• _STATED EXERCISE_
Where the string "脑科学与脑机接口" occurs in the material below, report the whole line.
━━━━━ THE RECORDS
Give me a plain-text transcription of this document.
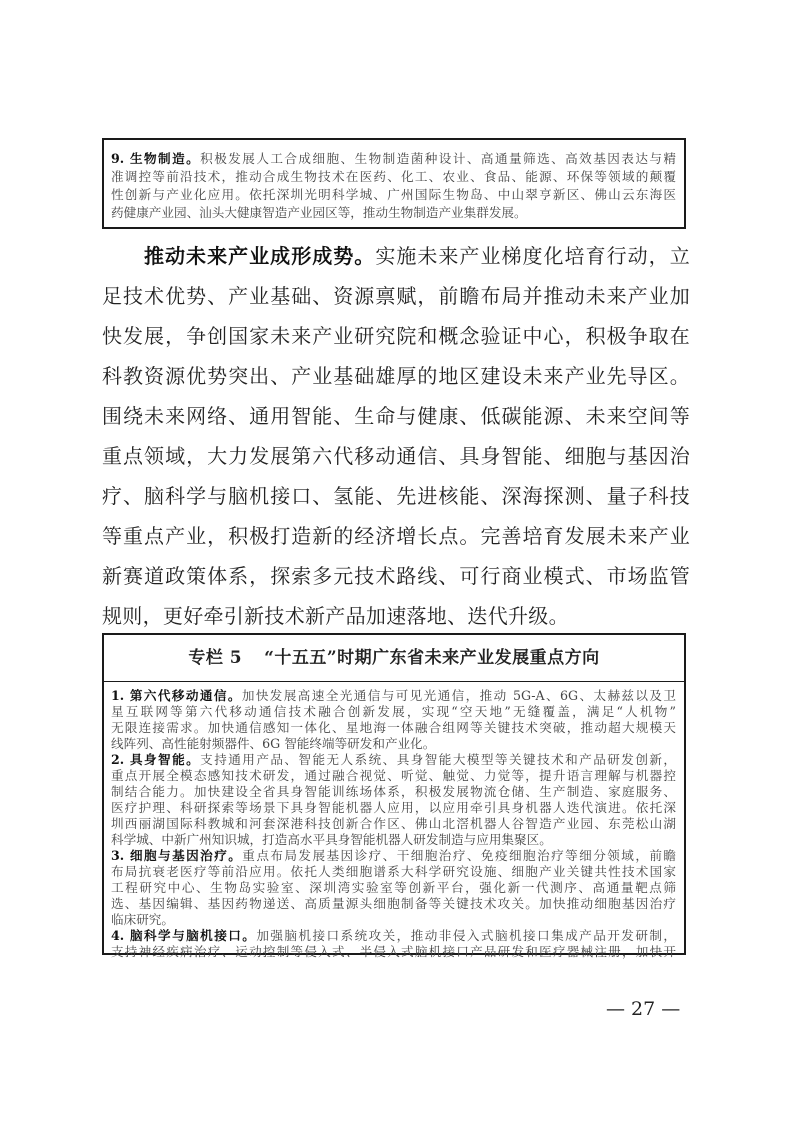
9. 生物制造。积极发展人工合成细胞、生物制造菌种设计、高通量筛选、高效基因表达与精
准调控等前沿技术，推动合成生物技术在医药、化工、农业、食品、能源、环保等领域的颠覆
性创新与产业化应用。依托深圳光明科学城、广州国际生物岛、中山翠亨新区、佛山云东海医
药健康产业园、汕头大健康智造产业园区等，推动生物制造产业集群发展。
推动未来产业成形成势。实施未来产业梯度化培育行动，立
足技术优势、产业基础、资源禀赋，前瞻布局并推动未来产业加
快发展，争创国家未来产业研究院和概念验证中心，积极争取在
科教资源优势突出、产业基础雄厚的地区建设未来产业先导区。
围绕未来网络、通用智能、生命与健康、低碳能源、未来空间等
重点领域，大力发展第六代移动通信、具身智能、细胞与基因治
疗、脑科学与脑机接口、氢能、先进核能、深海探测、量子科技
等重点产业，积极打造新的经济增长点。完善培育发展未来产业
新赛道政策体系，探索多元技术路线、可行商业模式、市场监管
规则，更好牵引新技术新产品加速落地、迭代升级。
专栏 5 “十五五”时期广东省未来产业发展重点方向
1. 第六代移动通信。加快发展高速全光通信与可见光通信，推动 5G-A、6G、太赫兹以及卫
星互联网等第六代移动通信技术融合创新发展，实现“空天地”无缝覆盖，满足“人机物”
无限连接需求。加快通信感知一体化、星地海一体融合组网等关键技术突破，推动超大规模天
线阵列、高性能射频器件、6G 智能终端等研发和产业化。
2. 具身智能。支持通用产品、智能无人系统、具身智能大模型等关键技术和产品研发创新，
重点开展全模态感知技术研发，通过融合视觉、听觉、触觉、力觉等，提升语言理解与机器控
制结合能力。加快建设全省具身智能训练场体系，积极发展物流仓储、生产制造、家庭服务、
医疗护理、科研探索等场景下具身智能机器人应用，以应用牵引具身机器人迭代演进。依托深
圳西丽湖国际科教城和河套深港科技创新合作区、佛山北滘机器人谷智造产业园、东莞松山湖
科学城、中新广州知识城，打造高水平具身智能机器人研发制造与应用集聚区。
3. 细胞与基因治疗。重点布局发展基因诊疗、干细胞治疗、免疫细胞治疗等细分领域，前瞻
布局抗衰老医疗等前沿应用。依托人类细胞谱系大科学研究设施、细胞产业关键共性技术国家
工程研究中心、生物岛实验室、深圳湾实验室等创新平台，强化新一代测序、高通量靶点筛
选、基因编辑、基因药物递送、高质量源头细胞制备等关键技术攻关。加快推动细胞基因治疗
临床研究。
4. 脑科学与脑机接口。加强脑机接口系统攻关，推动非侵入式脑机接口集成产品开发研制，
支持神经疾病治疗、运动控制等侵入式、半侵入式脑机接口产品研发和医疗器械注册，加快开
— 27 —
━━━━━━━━━━
━━━━━ THE RECORDS
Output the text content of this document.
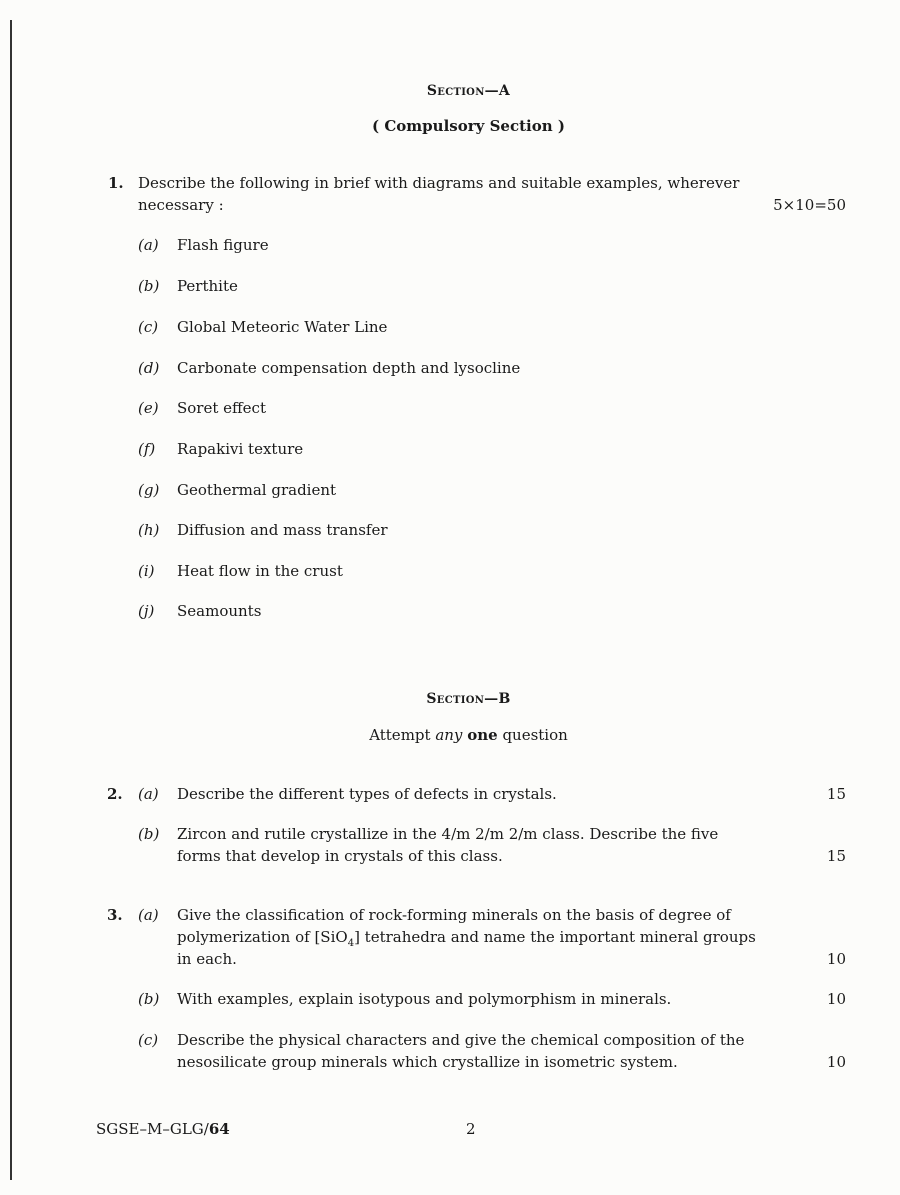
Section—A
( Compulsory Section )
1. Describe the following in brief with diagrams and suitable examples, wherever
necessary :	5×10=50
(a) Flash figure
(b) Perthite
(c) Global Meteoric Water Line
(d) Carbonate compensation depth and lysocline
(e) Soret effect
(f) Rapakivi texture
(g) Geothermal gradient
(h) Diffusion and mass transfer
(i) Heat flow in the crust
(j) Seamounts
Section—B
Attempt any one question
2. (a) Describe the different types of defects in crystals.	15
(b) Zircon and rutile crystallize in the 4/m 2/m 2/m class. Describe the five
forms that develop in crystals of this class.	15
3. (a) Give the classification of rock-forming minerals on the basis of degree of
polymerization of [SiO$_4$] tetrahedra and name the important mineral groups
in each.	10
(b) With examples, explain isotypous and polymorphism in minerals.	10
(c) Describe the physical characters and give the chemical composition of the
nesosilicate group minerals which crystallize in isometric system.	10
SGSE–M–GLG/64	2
━━━━━━━━━━
• _WRITTEN ANSWER_
疗、脑科学与脑机接口、氢能、先进核能、深海探测、量子科技
4. 脑科学与脑机接口。加强脑机接口系统攻关，推动非侵入式脑机接口集成产品开发研制，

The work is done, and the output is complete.